What is expected
Copy all lines below exactly as written. Leave pictures out.

Task material
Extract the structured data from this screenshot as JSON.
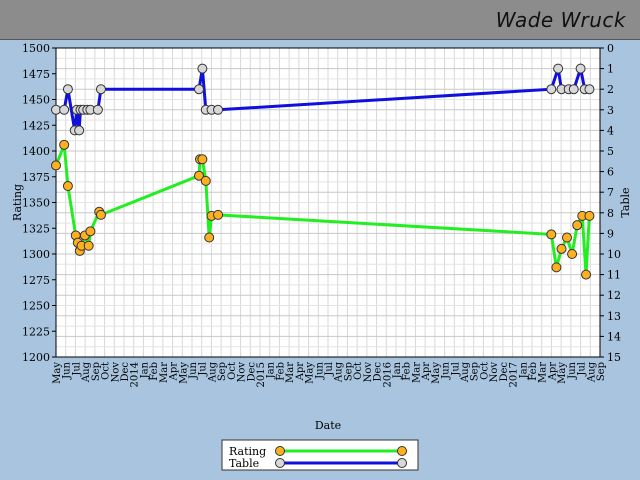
{
  "header": {
    "player_name": "Wade Wruck"
  },
  "colors": {
    "banner": "#8c8c8c",
    "background": "#a8c4de",
    "rating_line": "#22ee22",
    "rating_marker": "#ffb020",
    "table_line": "#1010dd",
    "table_marker": "#d8d8d8"
  },
  "chart_data": {
    "type": "line",
    "xlabel": "Date",
    "ylabel": "Rating",
    "y2label": "Table",
    "ylim": [
      1200,
      1500
    ],
    "y2lim": [
      15,
      0
    ],
    "xlim": [
      "2013-05-01",
      "2017-09-15"
    ],
    "grid": true,
    "legend_position": "bottom-center",
    "y_ticks": [
      1200,
      1225,
      1250,
      1275,
      1300,
      1325,
      1350,
      1375,
      1400,
      1425,
      1450,
      1475,
      1500
    ],
    "y2_ticks": [
      0,
      1,
      2,
      3,
      4,
      5,
      6,
      7,
      8,
      9,
      10,
      11,
      12,
      13,
      14,
      15
    ],
    "x_ticks": [
      {
        "date": "2013-05-01",
        "label": "May"
      },
      {
        "date": "2013-06-01",
        "label": "Jun"
      },
      {
        "date": "2013-07-01",
        "label": "Jul"
      },
      {
        "date": "2013-08-01",
        "label": "Aug"
      },
      {
        "date": "2013-09-01",
        "label": "Sep"
      },
      {
        "date": "2013-10-01",
        "label": "Oct"
      },
      {
        "date": "2013-11-01",
        "label": "Nov"
      },
      {
        "date": "2013-12-01",
        "label": "Dec"
      },
      {
        "date": "2014-01-01",
        "label": "2014"
      },
      {
        "date": "2014-02-01",
        "label": "Jan"
      },
      {
        "date": "2014-03-01",
        "label": "Feb"
      },
      {
        "date": "2014-04-01",
        "label": "Mar"
      },
      {
        "date": "2014-05-01",
        "label": "Apr"
      },
      {
        "date": "2014-06-01",
        "label": "May"
      },
      {
        "date": "2014-07-01",
        "label": "Jun"
      },
      {
        "date": "2014-08-01",
        "label": "Jul"
      },
      {
        "date": "2014-09-01",
        "label": "Aug"
      },
      {
        "date": "2014-10-01",
        "label": "Sep"
      },
      {
        "date": "2014-11-01",
        "label": "Oct"
      },
      {
        "date": "2014-12-01",
        "label": "Nov"
      },
      {
        "date": "2015-01-01",
        "label": "Dec"
      },
      {
        "date": "2015-02-01",
        "label": "2015"
      },
      {
        "date": "2015-03-01",
        "label": "Jan"
      },
      {
        "date": "2015-04-01",
        "label": "Feb"
      },
      {
        "date": "2015-05-01",
        "label": "Mar"
      },
      {
        "date": "2015-06-01",
        "label": "Apr"
      },
      {
        "date": "2015-07-01",
        "label": "May"
      },
      {
        "date": "2015-08-01",
        "label": "Jun"
      },
      {
        "date": "2015-09-01",
        "label": "Jul"
      },
      {
        "date": "2015-10-01",
        "label": "Aug"
      },
      {
        "date": "2015-11-01",
        "label": "Sep"
      },
      {
        "date": "2015-12-01",
        "label": "Oct"
      },
      {
        "date": "2016-01-01",
        "label": "Nov"
      },
      {
        "date": "2016-02-01",
        "label": "Dec"
      },
      {
        "date": "2016-03-01",
        "label": "2016"
      },
      {
        "date": "2016-04-01",
        "label": "Jan"
      },
      {
        "date": "2016-05-01",
        "label": "Feb"
      },
      {
        "date": "2016-06-01",
        "label": "Mar"
      },
      {
        "date": "2016-07-01",
        "label": "Apr"
      },
      {
        "date": "2016-08-01",
        "label": "May"
      },
      {
        "date": "2016-09-01",
        "label": "Jun"
      },
      {
        "date": "2016-10-01",
        "label": "Jul"
      },
      {
        "date": "2016-11-01",
        "label": "Aug"
      },
      {
        "date": "2016-12-01",
        "label": "Sep"
      },
      {
        "date": "2017-01-01",
        "label": "Oct"
      },
      {
        "date": "2017-02-01",
        "label": "Nov"
      },
      {
        "date": "2017-03-01",
        "label": "Dec"
      },
      {
        "date": "2017-04-01",
        "label": "2017"
      },
      {
        "date": "2017-05-01",
        "label": "Jan"
      },
      {
        "date": "2017-06-01",
        "label": "Feb"
      },
      {
        "date": "2017-07-01",
        "label": "Mar"
      },
      {
        "date": "2017-08-01",
        "label": "Apr"
      },
      {
        "date": "2017-09-01",
        "label": "May"
      },
      {
        "date": "2017-09-20",
        "label": "Jun"
      },
      {
        "date": "2017-10-10",
        "label": "Jul"
      },
      {
        "date": "2017-10-30",
        "label": "Aug"
      },
      {
        "date": "2017-11-20",
        "label": "Sep"
      }
    ],
    "series": [
      {
        "name": "Rating",
        "axis": "left",
        "points": [
          [
            "2013-05-01",
            1386
          ],
          [
            "2013-05-25",
            1406
          ],
          [
            "2013-06-05",
            1366
          ],
          [
            "2013-06-28",
            1318
          ],
          [
            "2013-07-04",
            1311
          ],
          [
            "2013-07-10",
            1303
          ],
          [
            "2013-07-15",
            1308
          ],
          [
            "2013-07-25",
            1318
          ],
          [
            "2013-08-05",
            1308
          ],
          [
            "2013-08-10",
            1322
          ],
          [
            "2013-09-05",
            1341
          ],
          [
            "2013-09-10",
            1338
          ],
          [
            "2014-06-25",
            1376
          ],
          [
            "2014-06-28",
            1392
          ],
          [
            "2014-07-05",
            1392
          ],
          [
            "2014-07-15",
            1371
          ],
          [
            "2014-07-25",
            1316
          ],
          [
            "2014-08-01",
            1337
          ],
          [
            "2014-08-20",
            1338
          ],
          [
            "2017-04-25",
            1319
          ],
          [
            "2017-05-10",
            1287
          ],
          [
            "2017-05-25",
            1305
          ],
          [
            "2017-06-10",
            1316
          ],
          [
            "2017-06-25",
            1300
          ],
          [
            "2017-07-10",
            1328
          ],
          [
            "2017-07-25",
            1337
          ],
          [
            "2017-08-05",
            1280
          ],
          [
            "2017-08-15",
            1337
          ]
        ]
      },
      {
        "name": "Table",
        "axis": "right",
        "points": [
          [
            "2013-05-01",
            3
          ],
          [
            "2013-05-25",
            3
          ],
          [
            "2013-06-05",
            2
          ],
          [
            "2013-06-25",
            4
          ],
          [
            "2013-07-01",
            3
          ],
          [
            "2013-07-08",
            4
          ],
          [
            "2013-07-12",
            3
          ],
          [
            "2013-07-20",
            3
          ],
          [
            "2013-08-01",
            3
          ],
          [
            "2013-08-10",
            3
          ],
          [
            "2013-09-01",
            3
          ],
          [
            "2013-09-10",
            2
          ],
          [
            "2014-06-25",
            2
          ],
          [
            "2014-07-05",
            1
          ],
          [
            "2014-07-15",
            3
          ],
          [
            "2014-08-01",
            3
          ],
          [
            "2014-08-20",
            3
          ],
          [
            "2017-04-25",
            2
          ],
          [
            "2017-05-15",
            1
          ],
          [
            "2017-05-25",
            2
          ],
          [
            "2017-06-15",
            2
          ],
          [
            "2017-06-30",
            2
          ],
          [
            "2017-07-20",
            1
          ],
          [
            "2017-08-01",
            2
          ],
          [
            "2017-08-15",
            2
          ]
        ]
      }
    ]
  }
}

The result
Extract the structured data from this screenshot as JSON.
{
  "header": {
    "player_name": "Wade Wruck"
  },
  "colors": {
    "banner": "#8c8c8c",
    "background": "#a8c4de",
    "rating_line": "#22ee22",
    "rating_marker": "#ffb020",
    "table_line": "#1010dd",
    "table_marker": "#d8d8d8"
  },
  "chart_data": {
    "type": "line",
    "xlabel": "Date",
    "ylabel": "Rating",
    "y2label": "Table",
    "ylim": [
      1200,
      1500
    ],
    "y2lim": [
      15,
      0
    ],
    "xlim": [
      "2013-05-01",
      "2017-09-15"
    ],
    "grid": true,
    "legend_position": "bottom-center",
    "y_ticks": [
      1200,
      1225,
      1250,
      1275,
      1300,
      1325,
      1350,
      1375,
      1400,
      1425,
      1450,
      1475,
      1500
    ],
    "y2_ticks": [
      0,
      1,
      2,
      3,
      4,
      5,
      6,
      7,
      8,
      9,
      10,
      11,
      12,
      13,
      14,
      15
    ],
    "x_ticks": [
      {
        "date": "2013-05-01",
        "label": "May"
      },
      {
        "date": "2013-06-01",
        "label": "Jun"
      },
      {
        "date": "2013-07-01",
        "label": "Jul"
      },
      {
        "date": "2013-08-01",
        "label": "Aug"
      },
      {
        "date": "2013-09-01",
        "label": "Sep"
      },
      {
        "date": "2013-10-01",
        "label": "Oct"
      },
      {
        "date": "2013-11-01",
        "label": "Nov"
      },
      {
        "date": "2013-12-01",
        "label": "Dec"
      },
      {
        "date": "2014-01-01",
        "label": "2014"
      },
      {
        "date": "2014-02-01",
        "label": "Jan"
      },
      {
        "date": "2014-03-01",
        "label": "Feb"
      },
      {
        "date": "2014-04-01",
        "label": "Mar"
      },
      {
        "date": "2014-05-01",
        "label": "Apr"
      },
      {
        "date": "2014-06-01",
        "label": "May"
      },
      {
        "date": "2014-07-01",
        "label": "Jun"
      },
      {
        "date": "2014-08-01",
        "label": "Jul"
      },
      {
        "date": "2014-09-01",
        "label": "Aug"
      },
      {
        "date": "2014-10-01",
        "label": "Sep"
      },
      {
        "date": "2014-11-01",
        "label": "Oct"
      },
      {
        "date": "2014-12-01",
        "label": "Nov"
      },
      {
        "date": "2015-01-01",
        "label": "Dec"
      },
      {
        "date": "2015-02-01",
        "label": "2015"
      },
      {
        "date": "2015-03-01",
        "label": "Jan"
      },
      {
        "date": "2015-04-01",
        "label": "Feb"
      },
      {
        "date": "2015-05-01",
        "label": "Mar"
      },
      {
        "date": "2015-06-01",
        "label": "Apr"
      },
      {
        "date": "2015-07-01",
        "label": "May"
      },
      {
        "date": "2015-08-01",
        "label": "Jun"
      },
      {
        "date": "2015-09-01",
        "label": "Jul"
      },
      {
        "date": "2015-10-01",
        "label": "Aug"
      },
      {
        "date": "2015-11-01",
        "label": "Sep"
      },
      {
        "date": "2015-12-01",
        "label": "Oct"
      },
      {
        "date": "2016-01-01",
        "label": "Nov"
      },
      {
        "date": "2016-02-01",
        "label": "Dec"
      },
      {
        "date": "2016-03-01",
        "label": "2016"
      },
      {
        "date": "2016-04-01",
        "label": "Jan"
      },
      {
        "date": "2016-05-01",
        "label": "Feb"
      },
      {
        "date": "2016-06-01",
        "label": "Mar"
      },
      {
        "date": "2016-07-01",
        "label": "Apr"
      },
      {
        "date": "2016-08-01",
        "label": "May"
      },
      {
        "date": "2016-09-01",
        "label": "Jun"
      },
      {
        "date": "2016-10-01",
        "label": "Jul"
      },
      {
        "date": "2016-11-01",
        "label": "Aug"
      },
      {
        "date": "2016-12-01",
        "label": "Sep"
      },
      {
        "date": "2017-01-01",
        "label": "Oct"
      },
      {
        "date": "2017-02-01",
        "label": "Nov"
      },
      {
        "date": "2017-03-01",
        "label": "Dec"
      },
      {
        "date": "2017-04-01",
        "label": "2017"
      },
      {
        "date": "2017-05-01",
        "label": "Jan"
      },
      {
        "date": "2017-06-01",
        "label": "Feb"
      },
      {
        "date": "2017-07-01",
        "label": "Mar"
      },
      {
        "date": "2017-08-01",
        "label": "Apr"
      },
      {
        "date": "2017-09-01",
        "label": "May"
      },
      {
        "date": "2017-09-20",
        "label": "Jun"
      },
      {
        "date": "2017-10-10",
        "label": "Jul"
      },
      {
        "date": "2017-10-30",
        "label": "Aug"
      },
      {
        "date": "2017-11-20",
        "label": "Sep"
      }
    ],
    "series": [
      {
        "name": "Rating",
        "axis": "left",
        "points": [
          [
            "2013-05-01",
            1386
          ],
          [
            "2013-05-25",
            1406
          ],
          [
            "2013-06-05",
            1366
          ],
          [
            "2013-06-28",
            1318
          ],
          [
            "2013-07-04",
            1311
          ],
          [
            "2013-07-10",
            1303
          ],
          [
            "2013-07-15",
            1308
          ],
          [
            "2013-07-25",
            1318
          ],
          [
            "2013-08-05",
            1308
          ],
          [
            "2013-08-10",
            1322
          ],
          [
            "2013-09-05",
            1341
          ],
          [
            "2013-09-10",
            1338
          ],
          [
            "2014-06-25",
            1376
          ],
          [
            "2014-06-28",
            1392
          ],
          [
            "2014-07-05",
            1392
          ],
          [
            "2014-07-15",
            1371
          ],
          [
            "2014-07-25",
            1316
          ],
          [
            "2014-08-01",
            1337
          ],
          [
            "2014-08-20",
            1338
          ],
          [
            "2017-04-25",
            1319
          ],
          [
            "2017-05-10",
            1287
          ],
          [
            "2017-05-25",
            1305
          ],
          [
            "2017-06-10",
            1316
          ],
          [
            "2017-06-25",
            1300
          ],
          [
            "2017-07-10",
            1328
          ],
          [
            "2017-07-25",
            1337
          ],
          [
            "2017-08-05",
            1280
          ],
          [
            "2017-08-15",
            1337
          ]
        ]
      },
      {
        "name": "Table",
        "axis": "right",
        "points": [
          [
            "2013-05-01",
            3
          ],
          [
            "2013-05-25",
            3
          ],
          [
            "2013-06-05",
            2
          ],
          [
            "2013-06-25",
            4
          ],
          [
            "2013-07-01",
            3
          ],
          [
            "2013-07-08",
            4
          ],
          [
            "2013-07-12",
            3
          ],
          [
            "2013-07-20",
            3
          ],
          [
            "2013-08-01",
            3
          ],
          [
            "2013-08-10",
            3
          ],
          [
            "2013-09-01",
            3
          ],
          [
            "2013-09-10",
            2
          ],
          [
            "2014-06-25",
            2
          ],
          [
            "2014-07-05",
            1
          ],
          [
            "2014-07-15",
            3
          ],
          [
            "2014-08-01",
            3
          ],
          [
            "2014-08-20",
            3
          ],
          [
            "2017-04-25",
            2
          ],
          [
            "2017-05-15",
            1
          ],
          [
            "2017-05-25",
            2
          ],
          [
            "2017-06-15",
            2
          ],
          [
            "2017-06-30",
            2
          ],
          [
            "2017-07-20",
            1
          ],
          [
            "2017-08-01",
            2
          ],
          [
            "2017-08-15",
            2
          ]
        ]
      }
    ]
  }
}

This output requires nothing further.